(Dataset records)
#####

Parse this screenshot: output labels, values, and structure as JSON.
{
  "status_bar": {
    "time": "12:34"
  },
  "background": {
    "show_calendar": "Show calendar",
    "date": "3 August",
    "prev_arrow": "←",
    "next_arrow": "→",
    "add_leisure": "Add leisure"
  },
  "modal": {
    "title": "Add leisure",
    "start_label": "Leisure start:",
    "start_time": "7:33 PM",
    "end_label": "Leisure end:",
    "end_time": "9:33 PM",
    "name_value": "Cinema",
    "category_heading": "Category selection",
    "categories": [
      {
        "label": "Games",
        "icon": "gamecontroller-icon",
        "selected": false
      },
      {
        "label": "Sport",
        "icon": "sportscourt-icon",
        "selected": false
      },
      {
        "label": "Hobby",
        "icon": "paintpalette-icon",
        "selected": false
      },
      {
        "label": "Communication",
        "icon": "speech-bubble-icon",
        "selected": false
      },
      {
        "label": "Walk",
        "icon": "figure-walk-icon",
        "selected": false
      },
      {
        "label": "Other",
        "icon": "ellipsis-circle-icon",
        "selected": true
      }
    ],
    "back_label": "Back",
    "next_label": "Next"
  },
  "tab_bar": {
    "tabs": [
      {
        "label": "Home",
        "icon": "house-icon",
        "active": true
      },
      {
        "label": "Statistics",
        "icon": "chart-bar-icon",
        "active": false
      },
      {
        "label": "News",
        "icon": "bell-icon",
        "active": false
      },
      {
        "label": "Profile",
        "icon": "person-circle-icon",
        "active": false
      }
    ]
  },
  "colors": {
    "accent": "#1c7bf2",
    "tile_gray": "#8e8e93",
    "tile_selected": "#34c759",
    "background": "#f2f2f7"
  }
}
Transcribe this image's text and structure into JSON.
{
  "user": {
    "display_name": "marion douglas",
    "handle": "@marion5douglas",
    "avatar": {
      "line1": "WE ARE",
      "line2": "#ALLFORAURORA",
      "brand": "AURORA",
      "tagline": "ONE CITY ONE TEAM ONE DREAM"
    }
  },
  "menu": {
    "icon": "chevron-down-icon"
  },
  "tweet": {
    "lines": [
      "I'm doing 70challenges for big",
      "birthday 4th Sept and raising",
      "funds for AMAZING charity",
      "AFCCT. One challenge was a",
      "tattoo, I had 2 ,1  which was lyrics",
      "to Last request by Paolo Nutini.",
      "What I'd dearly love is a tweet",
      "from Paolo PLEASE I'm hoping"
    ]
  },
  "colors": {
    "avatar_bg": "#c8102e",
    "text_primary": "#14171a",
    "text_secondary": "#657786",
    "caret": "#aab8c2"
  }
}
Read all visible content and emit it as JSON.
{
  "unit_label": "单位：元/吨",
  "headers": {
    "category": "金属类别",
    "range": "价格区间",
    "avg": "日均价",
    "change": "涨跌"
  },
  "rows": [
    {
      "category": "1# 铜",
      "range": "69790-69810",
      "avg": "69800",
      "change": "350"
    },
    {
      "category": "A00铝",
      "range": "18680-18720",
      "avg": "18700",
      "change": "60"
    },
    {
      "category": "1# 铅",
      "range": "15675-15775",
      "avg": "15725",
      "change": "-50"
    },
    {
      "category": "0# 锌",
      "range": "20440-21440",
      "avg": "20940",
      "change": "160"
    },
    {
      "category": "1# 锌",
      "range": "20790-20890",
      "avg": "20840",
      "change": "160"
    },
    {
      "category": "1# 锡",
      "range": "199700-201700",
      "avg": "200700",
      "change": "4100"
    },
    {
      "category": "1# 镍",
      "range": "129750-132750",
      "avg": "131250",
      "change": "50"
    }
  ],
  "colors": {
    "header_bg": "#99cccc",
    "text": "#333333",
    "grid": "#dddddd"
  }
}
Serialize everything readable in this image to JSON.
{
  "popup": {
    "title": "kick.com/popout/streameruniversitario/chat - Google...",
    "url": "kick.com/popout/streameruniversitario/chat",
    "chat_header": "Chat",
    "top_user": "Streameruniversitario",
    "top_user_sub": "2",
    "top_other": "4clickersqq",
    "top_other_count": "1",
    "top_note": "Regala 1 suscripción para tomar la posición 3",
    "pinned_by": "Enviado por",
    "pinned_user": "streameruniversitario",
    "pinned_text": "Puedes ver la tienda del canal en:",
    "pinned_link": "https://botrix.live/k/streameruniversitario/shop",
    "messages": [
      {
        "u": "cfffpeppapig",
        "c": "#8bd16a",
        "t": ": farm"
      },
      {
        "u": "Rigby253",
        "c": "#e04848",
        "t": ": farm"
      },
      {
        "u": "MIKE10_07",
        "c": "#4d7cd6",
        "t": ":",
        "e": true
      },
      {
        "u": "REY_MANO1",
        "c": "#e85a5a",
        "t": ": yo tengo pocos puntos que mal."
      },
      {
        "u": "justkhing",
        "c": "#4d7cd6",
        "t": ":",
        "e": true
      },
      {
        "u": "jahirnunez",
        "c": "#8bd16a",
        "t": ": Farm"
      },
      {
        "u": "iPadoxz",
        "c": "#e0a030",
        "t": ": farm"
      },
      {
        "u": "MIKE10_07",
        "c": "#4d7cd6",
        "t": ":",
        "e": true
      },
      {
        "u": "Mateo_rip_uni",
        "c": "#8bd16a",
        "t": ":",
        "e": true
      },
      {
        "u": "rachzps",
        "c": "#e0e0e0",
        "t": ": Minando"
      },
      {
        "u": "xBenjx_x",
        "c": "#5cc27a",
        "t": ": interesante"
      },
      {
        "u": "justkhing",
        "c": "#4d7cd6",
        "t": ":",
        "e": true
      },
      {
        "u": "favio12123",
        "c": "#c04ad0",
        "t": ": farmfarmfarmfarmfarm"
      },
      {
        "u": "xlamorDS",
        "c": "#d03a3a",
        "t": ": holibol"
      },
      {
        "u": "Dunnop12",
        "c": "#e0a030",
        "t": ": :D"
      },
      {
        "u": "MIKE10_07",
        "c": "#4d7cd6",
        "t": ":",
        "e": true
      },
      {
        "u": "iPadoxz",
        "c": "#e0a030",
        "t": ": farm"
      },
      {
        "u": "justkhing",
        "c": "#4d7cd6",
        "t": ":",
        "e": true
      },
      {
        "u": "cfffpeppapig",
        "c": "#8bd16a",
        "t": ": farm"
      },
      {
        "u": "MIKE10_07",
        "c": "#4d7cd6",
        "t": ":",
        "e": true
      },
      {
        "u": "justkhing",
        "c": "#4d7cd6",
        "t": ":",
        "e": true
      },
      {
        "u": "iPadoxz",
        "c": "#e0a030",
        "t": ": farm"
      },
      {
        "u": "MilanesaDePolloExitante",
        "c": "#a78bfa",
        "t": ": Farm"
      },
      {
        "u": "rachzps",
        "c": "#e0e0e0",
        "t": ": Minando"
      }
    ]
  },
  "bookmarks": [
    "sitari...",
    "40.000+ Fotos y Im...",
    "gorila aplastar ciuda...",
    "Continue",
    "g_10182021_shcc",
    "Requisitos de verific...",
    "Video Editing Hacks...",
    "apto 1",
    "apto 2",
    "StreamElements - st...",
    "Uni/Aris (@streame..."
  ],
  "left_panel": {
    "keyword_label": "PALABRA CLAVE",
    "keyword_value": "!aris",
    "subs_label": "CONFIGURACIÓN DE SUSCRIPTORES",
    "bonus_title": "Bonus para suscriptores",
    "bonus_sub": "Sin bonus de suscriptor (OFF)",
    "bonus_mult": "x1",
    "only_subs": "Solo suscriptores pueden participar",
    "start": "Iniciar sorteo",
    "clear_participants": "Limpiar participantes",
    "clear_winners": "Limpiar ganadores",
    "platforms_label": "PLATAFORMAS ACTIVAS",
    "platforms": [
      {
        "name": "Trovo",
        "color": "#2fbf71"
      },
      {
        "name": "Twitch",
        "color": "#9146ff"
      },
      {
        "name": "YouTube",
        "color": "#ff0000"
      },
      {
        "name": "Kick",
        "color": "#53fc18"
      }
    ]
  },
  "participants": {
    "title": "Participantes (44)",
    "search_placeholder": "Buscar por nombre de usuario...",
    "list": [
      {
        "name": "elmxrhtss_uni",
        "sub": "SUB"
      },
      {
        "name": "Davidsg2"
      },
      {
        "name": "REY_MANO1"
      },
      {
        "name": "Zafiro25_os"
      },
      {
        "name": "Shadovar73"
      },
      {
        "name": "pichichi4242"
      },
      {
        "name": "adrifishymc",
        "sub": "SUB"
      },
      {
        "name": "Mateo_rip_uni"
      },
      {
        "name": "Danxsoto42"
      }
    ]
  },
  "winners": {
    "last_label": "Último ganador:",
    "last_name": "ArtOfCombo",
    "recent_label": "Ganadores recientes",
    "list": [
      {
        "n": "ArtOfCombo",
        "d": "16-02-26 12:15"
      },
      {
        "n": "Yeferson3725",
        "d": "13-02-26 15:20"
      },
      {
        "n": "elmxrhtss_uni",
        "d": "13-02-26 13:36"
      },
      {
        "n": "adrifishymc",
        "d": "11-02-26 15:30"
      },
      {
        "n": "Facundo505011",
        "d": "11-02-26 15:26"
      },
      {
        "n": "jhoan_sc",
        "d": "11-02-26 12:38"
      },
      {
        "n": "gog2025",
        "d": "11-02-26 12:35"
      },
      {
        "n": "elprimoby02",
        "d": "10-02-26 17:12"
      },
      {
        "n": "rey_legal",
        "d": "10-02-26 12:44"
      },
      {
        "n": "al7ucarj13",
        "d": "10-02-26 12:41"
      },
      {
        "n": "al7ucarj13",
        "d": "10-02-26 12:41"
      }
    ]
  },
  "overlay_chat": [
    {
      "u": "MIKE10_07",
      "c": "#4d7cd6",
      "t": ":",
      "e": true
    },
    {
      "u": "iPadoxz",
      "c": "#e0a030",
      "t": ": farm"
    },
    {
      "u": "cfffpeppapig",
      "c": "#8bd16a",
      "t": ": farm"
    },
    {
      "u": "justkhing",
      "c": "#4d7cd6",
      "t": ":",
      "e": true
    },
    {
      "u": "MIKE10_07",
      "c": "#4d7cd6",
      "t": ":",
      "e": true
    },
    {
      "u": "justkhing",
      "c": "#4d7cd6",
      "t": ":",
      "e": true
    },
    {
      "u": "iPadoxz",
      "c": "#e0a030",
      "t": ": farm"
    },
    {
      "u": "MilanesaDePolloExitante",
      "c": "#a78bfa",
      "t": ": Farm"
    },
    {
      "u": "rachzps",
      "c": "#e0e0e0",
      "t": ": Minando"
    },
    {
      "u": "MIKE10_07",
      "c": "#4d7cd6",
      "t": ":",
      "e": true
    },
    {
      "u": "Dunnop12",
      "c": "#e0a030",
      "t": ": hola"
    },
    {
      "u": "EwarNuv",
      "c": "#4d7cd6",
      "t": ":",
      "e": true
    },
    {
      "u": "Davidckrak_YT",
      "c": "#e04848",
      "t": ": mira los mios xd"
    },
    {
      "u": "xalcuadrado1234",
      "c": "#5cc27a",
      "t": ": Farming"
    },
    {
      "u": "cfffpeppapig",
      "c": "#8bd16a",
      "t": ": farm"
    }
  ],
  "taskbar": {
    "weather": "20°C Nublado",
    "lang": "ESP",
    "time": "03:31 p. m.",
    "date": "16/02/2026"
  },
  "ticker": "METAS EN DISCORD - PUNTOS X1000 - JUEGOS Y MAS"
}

#####

Exercise brief – Pull every line containing "para" from the material above.

Solution for this task –
    "top_note": "Regala 1 suscripción para tomar la posición 3",
    "bonus_title": "Bonus para suscriptores",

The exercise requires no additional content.